Stated problem: Swap "spikes/s" for "spikes per second" everywhere in the items below and write them out again with nothing else changed. Omit the pictures.

(Dataset excerpt)
..............................

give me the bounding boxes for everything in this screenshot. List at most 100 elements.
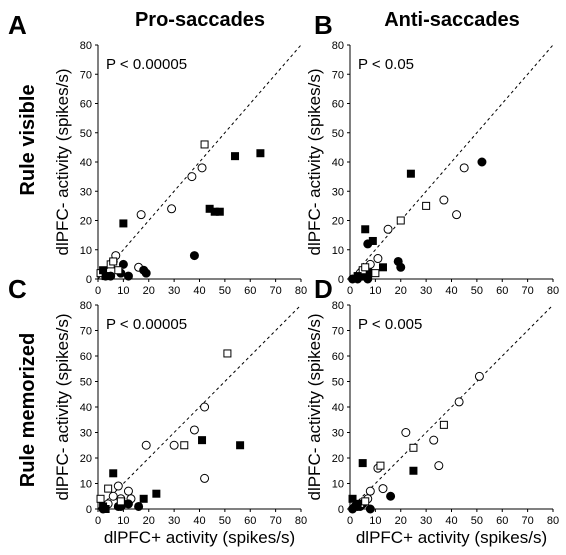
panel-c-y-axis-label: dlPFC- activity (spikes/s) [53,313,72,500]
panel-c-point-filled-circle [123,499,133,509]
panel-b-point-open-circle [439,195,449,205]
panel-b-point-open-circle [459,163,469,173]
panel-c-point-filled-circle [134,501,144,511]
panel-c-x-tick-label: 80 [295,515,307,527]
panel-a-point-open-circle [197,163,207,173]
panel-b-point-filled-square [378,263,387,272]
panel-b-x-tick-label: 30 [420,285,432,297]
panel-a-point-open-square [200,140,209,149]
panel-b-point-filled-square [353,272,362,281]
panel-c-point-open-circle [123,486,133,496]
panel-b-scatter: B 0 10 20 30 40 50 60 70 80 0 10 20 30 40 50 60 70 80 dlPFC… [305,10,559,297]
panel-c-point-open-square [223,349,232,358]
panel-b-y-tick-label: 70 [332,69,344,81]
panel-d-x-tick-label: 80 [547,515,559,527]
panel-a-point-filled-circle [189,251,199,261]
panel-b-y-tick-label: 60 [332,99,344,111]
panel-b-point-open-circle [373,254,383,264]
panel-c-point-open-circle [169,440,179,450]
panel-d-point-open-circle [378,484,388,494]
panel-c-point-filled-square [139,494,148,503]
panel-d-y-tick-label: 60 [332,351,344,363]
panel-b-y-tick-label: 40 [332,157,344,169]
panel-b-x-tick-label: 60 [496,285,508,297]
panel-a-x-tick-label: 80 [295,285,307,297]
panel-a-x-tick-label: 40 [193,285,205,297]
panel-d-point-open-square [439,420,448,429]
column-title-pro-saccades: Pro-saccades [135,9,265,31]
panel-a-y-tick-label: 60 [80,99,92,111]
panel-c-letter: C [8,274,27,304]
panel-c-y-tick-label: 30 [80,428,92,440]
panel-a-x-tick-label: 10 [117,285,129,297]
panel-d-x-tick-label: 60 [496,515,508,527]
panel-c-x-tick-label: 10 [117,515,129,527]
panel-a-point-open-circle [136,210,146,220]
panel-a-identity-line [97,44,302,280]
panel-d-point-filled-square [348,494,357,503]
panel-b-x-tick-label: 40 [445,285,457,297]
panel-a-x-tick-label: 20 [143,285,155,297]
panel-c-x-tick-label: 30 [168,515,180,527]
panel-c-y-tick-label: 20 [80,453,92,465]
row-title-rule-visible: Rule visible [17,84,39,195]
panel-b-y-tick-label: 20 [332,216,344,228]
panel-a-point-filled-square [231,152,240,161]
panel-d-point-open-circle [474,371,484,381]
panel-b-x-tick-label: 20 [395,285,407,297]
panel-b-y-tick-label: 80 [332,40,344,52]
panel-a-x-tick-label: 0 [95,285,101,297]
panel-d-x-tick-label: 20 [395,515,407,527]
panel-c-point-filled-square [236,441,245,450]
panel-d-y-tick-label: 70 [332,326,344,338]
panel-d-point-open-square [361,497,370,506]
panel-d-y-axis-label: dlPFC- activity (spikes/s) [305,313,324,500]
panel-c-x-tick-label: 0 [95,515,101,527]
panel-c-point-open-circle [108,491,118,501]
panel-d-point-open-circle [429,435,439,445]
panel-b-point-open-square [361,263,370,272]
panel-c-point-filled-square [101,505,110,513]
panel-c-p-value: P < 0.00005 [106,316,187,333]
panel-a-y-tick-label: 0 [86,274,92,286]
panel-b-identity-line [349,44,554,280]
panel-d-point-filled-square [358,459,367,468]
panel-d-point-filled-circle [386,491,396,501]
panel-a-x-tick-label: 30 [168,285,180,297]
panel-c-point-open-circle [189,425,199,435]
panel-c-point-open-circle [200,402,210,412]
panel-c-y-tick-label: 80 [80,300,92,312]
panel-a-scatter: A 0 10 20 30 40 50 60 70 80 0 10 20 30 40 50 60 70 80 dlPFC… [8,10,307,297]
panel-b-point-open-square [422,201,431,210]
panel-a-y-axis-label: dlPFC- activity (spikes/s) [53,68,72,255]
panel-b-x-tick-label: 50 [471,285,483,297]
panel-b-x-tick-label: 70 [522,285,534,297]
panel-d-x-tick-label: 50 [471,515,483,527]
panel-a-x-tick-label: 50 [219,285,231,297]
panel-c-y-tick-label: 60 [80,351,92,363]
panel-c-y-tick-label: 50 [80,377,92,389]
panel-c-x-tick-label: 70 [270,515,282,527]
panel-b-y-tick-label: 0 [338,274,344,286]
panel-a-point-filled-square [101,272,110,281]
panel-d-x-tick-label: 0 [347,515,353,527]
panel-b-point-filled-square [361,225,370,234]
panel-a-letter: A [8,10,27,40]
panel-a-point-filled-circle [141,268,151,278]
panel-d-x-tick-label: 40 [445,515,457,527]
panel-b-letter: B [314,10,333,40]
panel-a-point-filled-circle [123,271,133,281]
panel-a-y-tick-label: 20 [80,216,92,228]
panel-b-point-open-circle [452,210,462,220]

..............................

Task result:
give me the bounding boxes for everything in this screenshot. List at most 100 elements.
panel-c-y-axis-label: dlPFC- activity (spikes per second) [53,313,72,500]
panel-c-point-filled-circle [123,499,133,509]
panel-b-point-open-circle [439,195,449,205]
panel-b-point-open-circle [459,163,469,173]
panel-c-point-filled-circle [134,501,144,511]
panel-c-x-tick-label: 80 [295,515,307,527]
panel-a-point-open-circle [197,163,207,173]
panel-b-point-filled-square [378,263,387,272]
panel-b-x-tick-label: 30 [420,285,432,297]
panel-a-point-open-square [200,140,209,149]
panel-b-point-filled-square [353,272,362,281]
panel-c-point-open-circle [123,486,133,496]
panel-b-scatter: B 0 10 20 30 40 50 60 70 80 0 10 20 30 40 50 60 70 80 dlPFC… [305,10,559,297]
panel-c-point-open-square [223,349,232,358]
panel-b-y-tick-label: 70 [332,69,344,81]
panel-d-x-tick-label: 80 [547,515,559,527]
panel-a-point-filled-circle [189,251,199,261]
panel-b-y-tick-label: 60 [332,99,344,111]
panel-b-point-open-circle [373,254,383,264]
panel-c-point-open-circle [169,440,179,450]
panel-d-point-open-circle [378,484,388,494]
panel-c-point-filled-square [139,494,148,503]
panel-d-y-tick-label: 60 [332,351,344,363]
panel-b-y-tick-label: 40 [332,157,344,169]
panel-b-x-tick-label: 60 [496,285,508,297]
panel-a-x-tick-label: 80 [295,285,307,297]
panel-a-x-tick-label: 40 [193,285,205,297]
panel-d-point-open-square [439,420,448,429]
column-title-pro-saccades: Pro-saccades [135,9,265,31]
panel-a-y-tick-label: 60 [80,99,92,111]
panel-c-letter: C [8,274,27,304]
panel-c-y-tick-label: 30 [80,428,92,440]
panel-a-x-tick-label: 10 [117,285,129,297]
panel-d-x-tick-label: 60 [496,515,508,527]
panel-c-x-tick-label: 10 [117,515,129,527]
panel-a-point-open-circle [136,210,146,220]
panel-a-identity-line [97,44,302,280]
panel-d-point-filled-square [348,494,357,503]
panel-b-x-tick-label: 40 [445,285,457,297]
panel-a-x-tick-label: 20 [143,285,155,297]
panel-c-x-tick-label: 30 [168,515,180,527]
panel-c-y-tick-label: 20 [80,453,92,465]
row-title-rule-visible: Rule visible [17,84,39,195]
panel-b-y-tick-label: 20 [332,216,344,228]
panel-a-point-filled-square [231,152,240,161]
panel-d-point-open-circle [474,371,484,381]
panel-b-x-tick-label: 20 [395,285,407,297]
panel-b-y-tick-label: 80 [332,40,344,52]
panel-a-x-tick-label: 0 [95,285,101,297]
panel-d-x-tick-label: 20 [395,515,407,527]
panel-c-point-filled-square [236,441,245,450]
panel-d-y-tick-label: 70 [332,326,344,338]
panel-d-point-open-square [361,497,370,506]
panel-d-y-axis-label: dlPFC- activity (spikes per second) [305,313,324,500]
panel-c-x-tick-label: 0 [95,515,101,527]
panel-c-point-open-circle [108,491,118,501]
panel-d-point-open-circle [429,435,439,445]
panel-b-point-open-square [361,263,370,272]
panel-c-point-filled-square [101,505,110,513]
panel-c-p-value: P < 0.00005 [106,316,187,333]
panel-a-y-tick-label: 0 [86,274,92,286]
panel-b-identity-line [349,44,554,280]
panel-d-point-filled-square [358,459,367,468]
panel-d-point-filled-circle [386,491,396,501]
panel-a-x-tick-label: 30 [168,285,180,297]
panel-c-point-open-circle [189,425,199,435]
panel-c-point-open-circle [200,402,210,412]
panel-c-y-tick-label: 80 [80,300,92,312]
panel-a-scatter: A 0 10 20 30 40 50 60 70 80 0 10 20 30 40 50 60 70 80 dlPFC… [8,10,307,297]
panel-b-point-open-square [422,201,431,210]
panel-a-y-axis-label: dlPFC- activity (spikes per second) [53,68,72,255]
panel-b-x-tick-label: 50 [471,285,483,297]
panel-b-x-tick-label: 70 [522,285,534,297]
panel-d-x-tick-label: 50 [471,515,483,527]
panel-a-x-tick-label: 50 [219,285,231,297]
panel-c-y-tick-label: 60 [80,351,92,363]
panel-c-y-tick-label: 50 [80,377,92,389]
panel-c-x-tick-label: 70 [270,515,282,527]
panel-b-y-tick-label: 0 [338,274,344,286]
panel-a-point-filled-square [101,272,110,281]
panel-d-x-tick-label: 0 [347,515,353,527]
panel-b-point-filled-square [361,225,370,234]
panel-a-letter: A [8,10,27,40]
panel-a-point-filled-circle [141,268,151,278]
panel-d-x-tick-label: 40 [445,515,457,527]
panel-b-letter: B [314,10,333,40]
panel-a-point-filled-circle [123,271,133,281]
panel-a-y-tick-label: 20 [80,216,92,228]
panel-b-point-open-circle [452,210,462,220]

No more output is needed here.